* _TASK REQUIREMENTS_: Select the lines that contain "superstitious" and copy each of them.
####################
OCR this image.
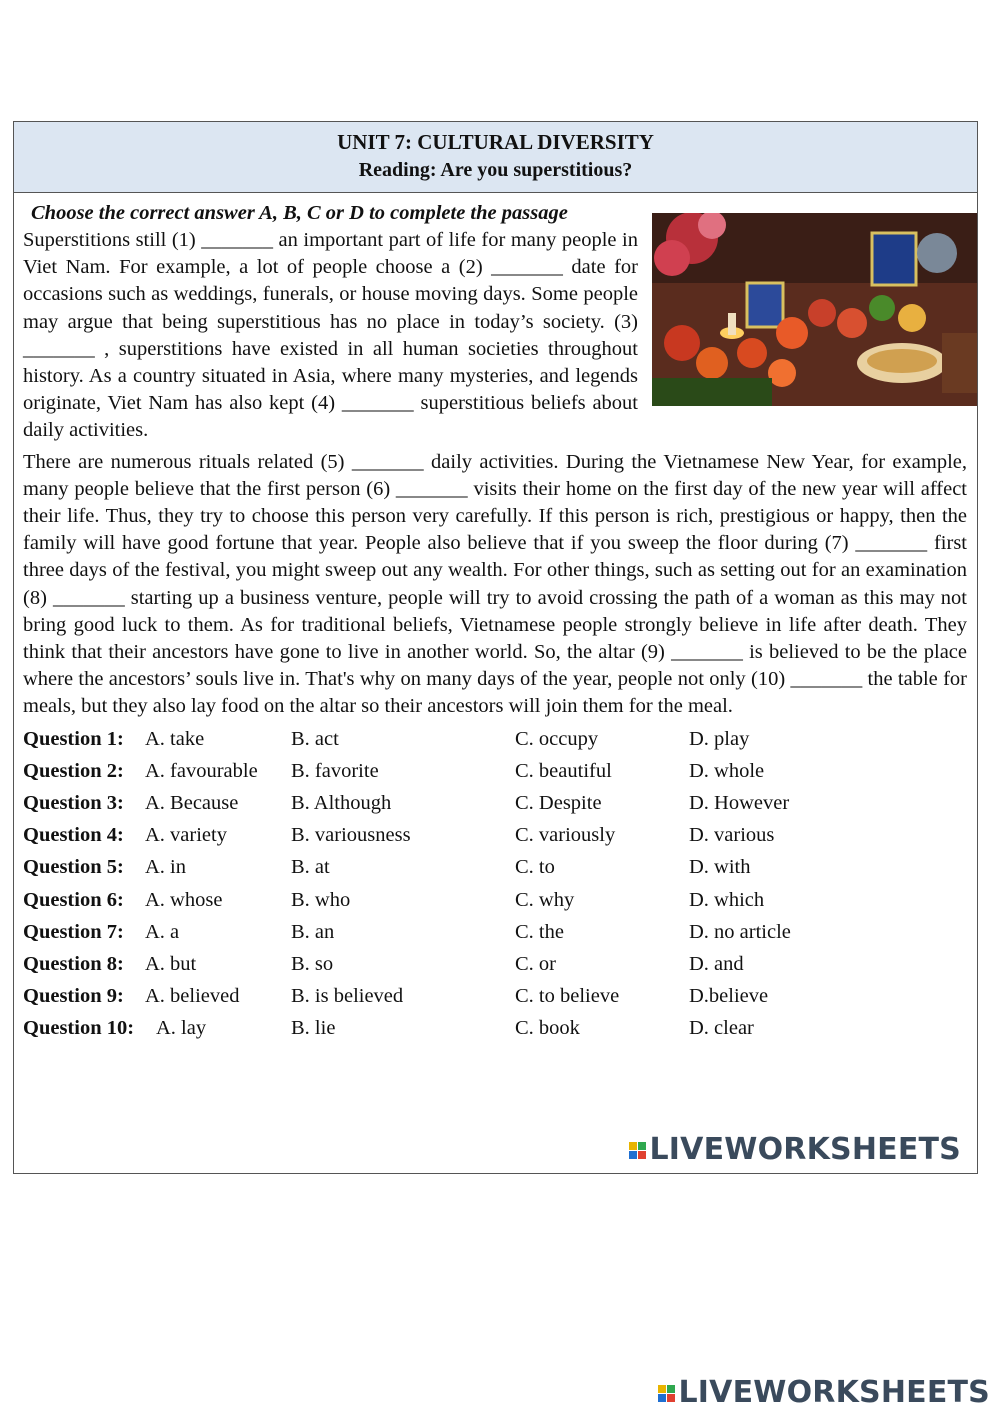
UNIT 7: CULTURAL DIVERSITY
Reading: Are you superstitious?
Choose the correct answer A, B, C or D to complete the passage
Superstitions still (1) _______ an important part of life for many people in Viet Nam. For example, a lot of people choose a (2) _______ date for occasions such as weddings, funerals, or house moving days. Some people may argue that being superstitious has no place in today’s society. (3) _______ , superstitions have existed in all human societies throughout history. As a country situated in Asia, where many mysteries, and legends originate, Viet Nam has also kept (4) _______ superstitious beliefs about daily activities.
There are numerous rituals related (5) _______ daily activities. During the Vietnamese New Year, for example, many people believe that the first person (6) _______ visits their home on the first day of the new year will affect their life. Thus, they try to choose this person very carefully. If this person is rich, prestigious or happy, then the family will have good fortune that year. People also believe that if you sweep the floor during (7) _______ first three days of the festival, you might sweep out any wealth. For other things, such as setting out for an examination (8) _______ starting up a business venture, people will try to avoid crossing the path of a woman as this may not bring good luck to them. As for traditional beliefs, Vietnamese people strongly believe in life after death. They think that their ancestors have gone to live in another world. So, the altar (9) _______ is believed to be the place where the ancestors’ souls live in. That's why on many days of the year, people not only (10) _______ the table for meals, but they also lay food on the altar so their ancestors will join them for the meal.
Question 1: A. take	B. act	C. occupy	D. play
Question 2: A. favourable B. favorite	C. beautiful	D. whole
Question 3: A. Because	B. Although	C. Despite	D. However
Question 4: A. variety	B. variousness	C. variously	D. various
Question 5: A. in	B. at	C. to	D. with
Question 6: A. whose	B. who	C. why	D. which
Question 7: A. a	B. an	C. the	D. no article
Question 8: A. but	B. so	C. or	D. and
Question 9: A. believed	B. is believed	C. to believe	D.believe
Question 10: A. lay	B. lie	C. book	D. clear
LIVEWORKSHEETS
LIVEWORKSHEETS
####################
* _WORKED SOLUTION_:
Reading: Are you superstitious?
Superstitions still (1) _______ an important part of life for many people in Viet Nam. For example, a lot of people choose a (2) _______ date for occasions such as weddings, funerals, or house moving days. Some people may argue that being superstitious has no place in today’s society. (3) _______ , superstitions have existed in all human societies throughout history. As a country situated in Asia, where many mysteries, and legends originate, Viet Nam has also kept (4) _______ superstitious beliefs about daily activities.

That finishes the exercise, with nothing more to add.